SHORT EXERCISE: Look through the data below and say how many of its lines contain "subjects", adding nothing else.

------

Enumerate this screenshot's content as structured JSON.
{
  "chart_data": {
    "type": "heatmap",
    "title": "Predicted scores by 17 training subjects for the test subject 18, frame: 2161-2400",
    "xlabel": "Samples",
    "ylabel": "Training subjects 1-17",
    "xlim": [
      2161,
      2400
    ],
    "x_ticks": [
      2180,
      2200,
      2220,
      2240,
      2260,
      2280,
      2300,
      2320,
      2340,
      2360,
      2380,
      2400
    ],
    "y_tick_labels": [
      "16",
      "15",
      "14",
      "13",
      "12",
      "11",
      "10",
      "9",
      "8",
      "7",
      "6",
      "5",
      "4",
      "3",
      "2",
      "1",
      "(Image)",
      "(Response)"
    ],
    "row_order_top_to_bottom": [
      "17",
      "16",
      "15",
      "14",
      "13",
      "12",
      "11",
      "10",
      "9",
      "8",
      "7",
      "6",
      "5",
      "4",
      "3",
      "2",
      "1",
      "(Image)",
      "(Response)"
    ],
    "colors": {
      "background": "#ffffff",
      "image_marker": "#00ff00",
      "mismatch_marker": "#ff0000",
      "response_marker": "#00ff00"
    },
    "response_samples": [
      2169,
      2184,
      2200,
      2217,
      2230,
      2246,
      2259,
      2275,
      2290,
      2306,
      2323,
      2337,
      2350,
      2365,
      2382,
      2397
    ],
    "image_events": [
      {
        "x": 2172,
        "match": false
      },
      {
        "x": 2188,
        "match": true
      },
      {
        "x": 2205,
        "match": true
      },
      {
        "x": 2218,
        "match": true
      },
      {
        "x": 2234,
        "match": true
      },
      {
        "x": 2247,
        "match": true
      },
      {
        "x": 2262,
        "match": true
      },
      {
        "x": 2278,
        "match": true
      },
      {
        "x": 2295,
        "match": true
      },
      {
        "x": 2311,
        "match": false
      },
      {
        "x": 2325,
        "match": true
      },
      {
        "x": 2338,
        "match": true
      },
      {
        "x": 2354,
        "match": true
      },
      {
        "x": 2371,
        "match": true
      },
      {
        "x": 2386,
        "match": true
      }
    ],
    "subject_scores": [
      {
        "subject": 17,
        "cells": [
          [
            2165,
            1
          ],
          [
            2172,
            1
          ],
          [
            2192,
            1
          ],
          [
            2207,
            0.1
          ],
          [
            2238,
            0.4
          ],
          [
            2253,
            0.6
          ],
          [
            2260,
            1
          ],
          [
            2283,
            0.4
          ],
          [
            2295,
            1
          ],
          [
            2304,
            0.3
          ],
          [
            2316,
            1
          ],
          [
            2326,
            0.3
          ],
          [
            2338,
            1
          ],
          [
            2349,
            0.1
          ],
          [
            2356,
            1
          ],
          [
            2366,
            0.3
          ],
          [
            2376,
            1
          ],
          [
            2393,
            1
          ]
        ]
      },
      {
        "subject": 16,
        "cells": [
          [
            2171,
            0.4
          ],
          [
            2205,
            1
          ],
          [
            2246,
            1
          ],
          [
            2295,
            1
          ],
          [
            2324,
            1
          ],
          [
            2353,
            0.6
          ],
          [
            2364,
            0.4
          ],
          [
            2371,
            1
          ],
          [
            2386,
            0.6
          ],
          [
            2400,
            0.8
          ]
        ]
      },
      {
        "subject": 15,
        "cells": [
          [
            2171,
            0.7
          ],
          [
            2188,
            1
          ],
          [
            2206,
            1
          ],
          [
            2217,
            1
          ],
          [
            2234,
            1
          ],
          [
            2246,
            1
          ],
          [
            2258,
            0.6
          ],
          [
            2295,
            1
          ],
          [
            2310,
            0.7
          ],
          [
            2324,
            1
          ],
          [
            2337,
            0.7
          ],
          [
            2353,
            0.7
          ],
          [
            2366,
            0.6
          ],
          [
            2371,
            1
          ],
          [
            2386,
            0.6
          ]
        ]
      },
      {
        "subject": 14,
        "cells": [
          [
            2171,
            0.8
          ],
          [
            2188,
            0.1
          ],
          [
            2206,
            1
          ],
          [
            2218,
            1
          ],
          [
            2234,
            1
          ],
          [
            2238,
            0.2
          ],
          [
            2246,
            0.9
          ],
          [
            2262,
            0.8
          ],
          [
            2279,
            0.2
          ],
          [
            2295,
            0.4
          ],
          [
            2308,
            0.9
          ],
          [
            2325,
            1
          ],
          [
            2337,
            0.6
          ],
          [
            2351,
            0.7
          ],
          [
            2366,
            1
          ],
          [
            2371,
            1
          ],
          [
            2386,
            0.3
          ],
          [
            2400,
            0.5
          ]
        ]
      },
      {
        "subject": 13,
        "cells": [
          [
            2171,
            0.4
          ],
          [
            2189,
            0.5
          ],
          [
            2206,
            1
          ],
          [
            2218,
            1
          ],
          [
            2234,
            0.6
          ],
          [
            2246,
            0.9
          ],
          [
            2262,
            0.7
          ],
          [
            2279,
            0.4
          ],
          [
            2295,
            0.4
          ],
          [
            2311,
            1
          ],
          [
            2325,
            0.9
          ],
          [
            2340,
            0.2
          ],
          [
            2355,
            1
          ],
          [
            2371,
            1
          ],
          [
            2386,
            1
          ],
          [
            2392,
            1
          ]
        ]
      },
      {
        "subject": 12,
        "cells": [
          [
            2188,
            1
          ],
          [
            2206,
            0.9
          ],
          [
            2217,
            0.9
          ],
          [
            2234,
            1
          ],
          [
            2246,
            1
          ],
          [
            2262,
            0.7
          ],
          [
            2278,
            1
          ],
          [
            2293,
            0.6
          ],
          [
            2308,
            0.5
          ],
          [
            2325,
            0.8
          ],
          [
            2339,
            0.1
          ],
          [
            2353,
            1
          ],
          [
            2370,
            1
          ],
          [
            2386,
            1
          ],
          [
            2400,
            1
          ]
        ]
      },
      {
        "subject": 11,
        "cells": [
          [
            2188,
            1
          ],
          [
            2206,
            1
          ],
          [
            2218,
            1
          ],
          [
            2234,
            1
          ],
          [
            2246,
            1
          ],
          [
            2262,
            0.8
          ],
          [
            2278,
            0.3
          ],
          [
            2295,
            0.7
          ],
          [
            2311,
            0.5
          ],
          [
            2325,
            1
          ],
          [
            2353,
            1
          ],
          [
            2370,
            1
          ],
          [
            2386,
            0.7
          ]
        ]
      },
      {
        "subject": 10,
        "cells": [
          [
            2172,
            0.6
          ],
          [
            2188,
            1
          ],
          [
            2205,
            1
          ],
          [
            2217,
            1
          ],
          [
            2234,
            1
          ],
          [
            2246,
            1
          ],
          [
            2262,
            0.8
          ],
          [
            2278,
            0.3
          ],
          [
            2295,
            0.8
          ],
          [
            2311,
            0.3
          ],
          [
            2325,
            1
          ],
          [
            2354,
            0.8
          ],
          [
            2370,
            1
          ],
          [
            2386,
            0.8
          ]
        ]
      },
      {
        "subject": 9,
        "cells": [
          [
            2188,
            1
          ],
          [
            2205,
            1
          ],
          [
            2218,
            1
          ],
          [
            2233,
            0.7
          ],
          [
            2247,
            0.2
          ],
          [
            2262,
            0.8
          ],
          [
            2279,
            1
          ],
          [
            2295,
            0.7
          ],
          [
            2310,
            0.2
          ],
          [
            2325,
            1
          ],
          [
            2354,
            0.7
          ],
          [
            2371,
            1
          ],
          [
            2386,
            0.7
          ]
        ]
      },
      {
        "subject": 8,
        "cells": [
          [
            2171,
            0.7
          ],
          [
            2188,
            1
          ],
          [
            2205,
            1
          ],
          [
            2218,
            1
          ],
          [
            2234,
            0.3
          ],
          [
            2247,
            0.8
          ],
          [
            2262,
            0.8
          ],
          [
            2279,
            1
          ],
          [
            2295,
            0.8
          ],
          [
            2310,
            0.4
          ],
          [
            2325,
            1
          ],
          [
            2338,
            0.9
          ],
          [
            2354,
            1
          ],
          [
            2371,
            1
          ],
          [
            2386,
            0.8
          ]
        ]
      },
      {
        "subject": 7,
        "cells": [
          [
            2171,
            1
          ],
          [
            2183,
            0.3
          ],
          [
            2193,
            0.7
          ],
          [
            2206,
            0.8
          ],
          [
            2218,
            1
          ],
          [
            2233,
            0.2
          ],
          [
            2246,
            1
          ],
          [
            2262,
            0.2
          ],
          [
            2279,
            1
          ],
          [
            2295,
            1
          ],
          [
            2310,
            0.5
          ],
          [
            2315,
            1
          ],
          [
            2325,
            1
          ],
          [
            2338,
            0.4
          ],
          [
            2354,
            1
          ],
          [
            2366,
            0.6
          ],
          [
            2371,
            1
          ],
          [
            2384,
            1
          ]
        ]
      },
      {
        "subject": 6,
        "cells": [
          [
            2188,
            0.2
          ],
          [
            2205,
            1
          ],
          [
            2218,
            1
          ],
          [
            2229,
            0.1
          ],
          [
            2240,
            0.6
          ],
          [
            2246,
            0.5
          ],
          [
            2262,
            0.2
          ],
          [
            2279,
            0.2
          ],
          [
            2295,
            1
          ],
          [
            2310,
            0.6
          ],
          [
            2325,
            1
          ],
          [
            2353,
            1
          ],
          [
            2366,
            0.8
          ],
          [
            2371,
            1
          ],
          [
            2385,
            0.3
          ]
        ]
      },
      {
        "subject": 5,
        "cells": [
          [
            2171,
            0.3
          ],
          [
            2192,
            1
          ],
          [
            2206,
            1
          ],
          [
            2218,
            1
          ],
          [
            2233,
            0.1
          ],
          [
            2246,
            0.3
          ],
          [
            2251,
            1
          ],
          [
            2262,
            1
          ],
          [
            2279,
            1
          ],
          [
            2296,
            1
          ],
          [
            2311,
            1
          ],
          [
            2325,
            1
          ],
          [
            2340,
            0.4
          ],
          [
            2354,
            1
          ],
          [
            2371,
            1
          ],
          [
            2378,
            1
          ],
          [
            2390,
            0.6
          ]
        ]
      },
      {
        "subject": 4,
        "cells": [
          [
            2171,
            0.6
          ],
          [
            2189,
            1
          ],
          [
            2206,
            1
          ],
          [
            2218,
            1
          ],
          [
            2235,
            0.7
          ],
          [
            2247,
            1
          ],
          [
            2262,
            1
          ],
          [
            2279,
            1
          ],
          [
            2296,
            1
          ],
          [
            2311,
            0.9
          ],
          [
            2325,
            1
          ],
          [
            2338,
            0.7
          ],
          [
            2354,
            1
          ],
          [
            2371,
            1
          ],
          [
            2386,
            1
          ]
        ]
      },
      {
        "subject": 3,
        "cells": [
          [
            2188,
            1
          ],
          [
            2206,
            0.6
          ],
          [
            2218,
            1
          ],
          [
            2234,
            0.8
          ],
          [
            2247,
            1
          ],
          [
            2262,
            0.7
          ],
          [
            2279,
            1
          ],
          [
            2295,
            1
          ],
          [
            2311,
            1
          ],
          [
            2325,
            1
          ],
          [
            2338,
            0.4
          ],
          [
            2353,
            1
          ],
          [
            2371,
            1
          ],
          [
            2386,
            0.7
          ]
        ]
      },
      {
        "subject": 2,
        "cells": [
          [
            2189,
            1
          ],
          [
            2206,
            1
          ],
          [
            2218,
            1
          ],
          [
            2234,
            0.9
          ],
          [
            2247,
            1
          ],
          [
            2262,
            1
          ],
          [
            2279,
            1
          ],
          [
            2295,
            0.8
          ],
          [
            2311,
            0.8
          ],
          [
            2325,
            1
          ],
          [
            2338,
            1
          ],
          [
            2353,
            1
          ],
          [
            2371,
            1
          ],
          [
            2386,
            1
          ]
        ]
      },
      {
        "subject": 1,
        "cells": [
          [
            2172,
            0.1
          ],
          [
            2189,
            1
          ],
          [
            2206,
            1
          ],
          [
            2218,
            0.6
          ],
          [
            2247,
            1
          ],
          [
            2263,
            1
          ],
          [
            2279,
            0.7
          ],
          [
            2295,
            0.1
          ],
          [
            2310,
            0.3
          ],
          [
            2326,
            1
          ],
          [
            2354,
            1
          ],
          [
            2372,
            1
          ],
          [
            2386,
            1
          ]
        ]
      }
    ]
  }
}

------

WRITTEN RESPONSE: 2